Bild: #unteilbar Demo am 13. 10. 2018 in Berlin
BERLIN taz | Regenbogenflaggen, Fußballfans, Techno, orangene
Rettungswesten. Sie alle waren unteilbar. Im Oktober 2018 demonstrierten
rund 250.000 Menschen „für eine offene und freie Gesellschaft“ in Berlin.
Sie wollten dem europaweiten Rechtsruck und der Hetze gegen Geflüchtete
etwas entgegensetzen: Solidarität.
Nun will das Bündnis #unteilbar sein Profil schärfen. Diskussionsforen
sollen Aktive und Intellektuelle verbinden. Zum [1][Auftakt] im fast vollen
Hebbel-Theater am Dienstagabend in Berlin wurde die Verbindung von Kämpfen,
wurden unterschiedliche Konzepte von Solidarität diskutiert. Nach dem
Großevent müsse die Arbeit kleinteiliger, verstetigter werden. Und raus aus
den Städten, rein in das Ländliche, in den Osten.
Bei der Veranstaltung zeigten sich allerdings auch Leerstellen des
Bündnisses. Die Runde auf dem Podium benannte keine klaren Grenzen der
Zusammenarbeit und zeigte ihr stark akademisches Profil.
Ein Erstarken der „sozialen Grammatik der Härte“ analysierte die
feministische Wissenschaftlerin Sabine Hark zum Auftakt. Der
Neoliberalismus habe Ausgrenzung und Individualisierung weltweit
verschärft. In Deutschland würde ein „unterschiedliches Set an Rechten“
zugeteilt, die sich international an rassistischen und sexistischen Grenzen
noch weiter zuspitzen würden. Der globale Konkurrenzkampf verhindere die
Solidarität, bekämpfe sie schon im Ursprung, so Hark.
## Mach meinen Kumpel nicht an
Betriebe sind eigentlich auch heute noch zentrale Orte dieser Konkurrenz.

■ ■ ■ ■ ■

Arbeitsanweisungen:
1. Wie viele Menschen demonstrierten laut dem Text zur #unteilbar-Demo im Oktober 2018 in Berlin?
2. Ändere in den Datensätzen „checkmark-icon“ zu „tick-icon“ und lass alles andere unverändert. Beginne mit der Zeile, die „item-duration: 2h — [41, 176, 53, 186]“ enthält, und höre nach der Zeile mit „scroll-down-icon[interactable]: ▼ —“ auf.
Text und Datensätze hängen nicht miteinander zusammen.

Eingabedaten:
■ ■ ■ ■ ■

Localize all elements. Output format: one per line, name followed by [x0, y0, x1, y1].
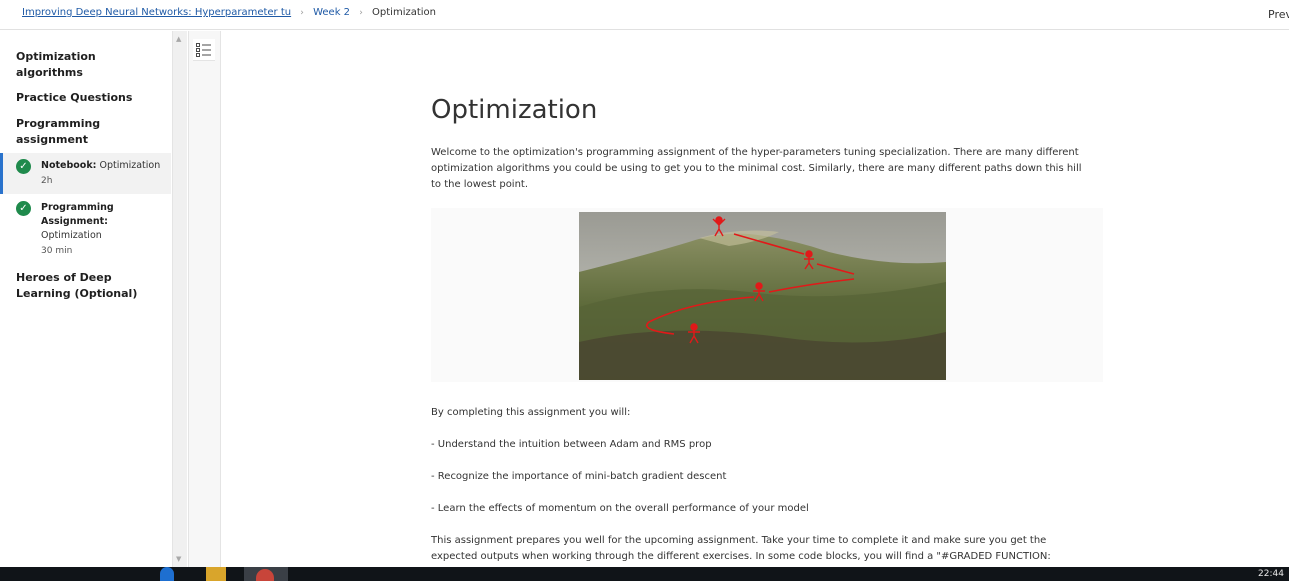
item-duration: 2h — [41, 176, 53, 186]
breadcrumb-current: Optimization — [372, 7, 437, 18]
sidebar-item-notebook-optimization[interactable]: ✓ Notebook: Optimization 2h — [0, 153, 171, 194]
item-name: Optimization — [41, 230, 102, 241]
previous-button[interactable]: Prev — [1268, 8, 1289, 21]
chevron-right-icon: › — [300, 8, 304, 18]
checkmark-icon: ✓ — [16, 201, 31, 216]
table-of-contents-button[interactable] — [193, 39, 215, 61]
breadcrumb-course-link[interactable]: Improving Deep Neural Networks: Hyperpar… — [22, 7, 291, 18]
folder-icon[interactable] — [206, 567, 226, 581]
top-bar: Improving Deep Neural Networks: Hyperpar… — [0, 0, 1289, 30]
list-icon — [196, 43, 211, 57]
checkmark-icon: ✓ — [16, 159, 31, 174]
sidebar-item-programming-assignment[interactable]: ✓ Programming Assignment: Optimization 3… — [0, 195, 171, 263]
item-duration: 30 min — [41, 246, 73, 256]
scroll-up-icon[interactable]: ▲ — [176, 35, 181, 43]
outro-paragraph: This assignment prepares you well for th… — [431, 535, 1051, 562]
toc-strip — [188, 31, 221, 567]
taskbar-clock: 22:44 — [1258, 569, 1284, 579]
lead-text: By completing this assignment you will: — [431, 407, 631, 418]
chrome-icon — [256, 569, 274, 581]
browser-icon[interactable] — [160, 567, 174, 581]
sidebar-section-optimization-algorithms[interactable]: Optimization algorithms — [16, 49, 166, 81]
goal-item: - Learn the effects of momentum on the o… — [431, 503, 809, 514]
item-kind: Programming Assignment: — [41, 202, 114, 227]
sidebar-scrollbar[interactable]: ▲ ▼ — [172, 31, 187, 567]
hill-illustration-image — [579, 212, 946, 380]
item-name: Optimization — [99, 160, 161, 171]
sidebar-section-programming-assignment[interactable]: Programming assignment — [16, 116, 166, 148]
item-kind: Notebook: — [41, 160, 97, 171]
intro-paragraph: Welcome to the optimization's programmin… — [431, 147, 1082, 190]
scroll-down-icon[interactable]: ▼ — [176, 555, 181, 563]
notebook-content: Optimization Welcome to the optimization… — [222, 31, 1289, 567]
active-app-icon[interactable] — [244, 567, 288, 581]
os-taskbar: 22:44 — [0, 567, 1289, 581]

■ ■ ■ ■ ■

Geordnete Ergebnisse:
1. Rund 250.000 Menschen.

2.
item-duration: 2h — [41, 176, 53, 186]
breadcrumb-current: Optimization — [372, 7, 437, 18]
sidebar-item-notebook-optimization[interactable]: ✓ Notebook: Optimization 2h — [0, 153, 171, 194]
item-name: Optimization — [41, 230, 102, 241]
previous-button[interactable]: Prev — [1268, 8, 1289, 21]
chevron-right-icon: › — [300, 8, 304, 18]
tick-icon: ✓ — [16, 201, 31, 216]
table-of-contents-button[interactable] — [193, 39, 215, 61]
breadcrumb-course-link[interactable]: Improving Deep Neural Networks: Hyperpar… — [22, 7, 291, 18]
folder-icon[interactable] — [206, 567, 226, 581]
top-bar: Improving Deep Neural Networks: Hyperpar… — [0, 0, 1289, 30]
list-icon — [196, 43, 211, 57]
tick-icon: ✓ — [16, 159, 31, 174]
sidebar-item-programming-assignment[interactable]: ✓ Programming Assignment: Optimization 3… — [0, 195, 171, 263]
item-duration: 30 min — [41, 246, 73, 256]
scroll-up-icon[interactable]: ▲ — [176, 35, 181, 43]
outro-paragraph: This assignment prepares you well for th… — [431, 535, 1051, 562]
toc-strip — [188, 31, 221, 567]
taskbar-clock: 22:44 — [1258, 569, 1284, 579]
lead-text: By completing this assignment you will: — [431, 407, 631, 418]
chrome-icon — [256, 569, 274, 581]
browser-icon[interactable] — [160, 567, 174, 581]
sidebar-section-optimization-algorithms[interactable]: Optimization algorithms — [16, 49, 166, 81]
goal-item: - Learn the effects of momentum on the o… — [431, 503, 809, 514]
item-kind: Programming Assignment: — [41, 202, 114, 227]
sidebar-scrollbar[interactable]: ▲ ▼ — [172, 31, 187, 567]
hill-illustration-image — [579, 212, 946, 380]
item-name: Optimization — [99, 160, 161, 171]
sidebar-section-programming-assignment[interactable]: Programming assignment — [16, 116, 166, 148]
item-kind: Notebook: — [41, 160, 97, 171]
intro-paragraph: Welcome to the optimization's programmin… — [431, 147, 1082, 190]
scroll-down-icon[interactable]: ▼ — [176, 555, 181, 563]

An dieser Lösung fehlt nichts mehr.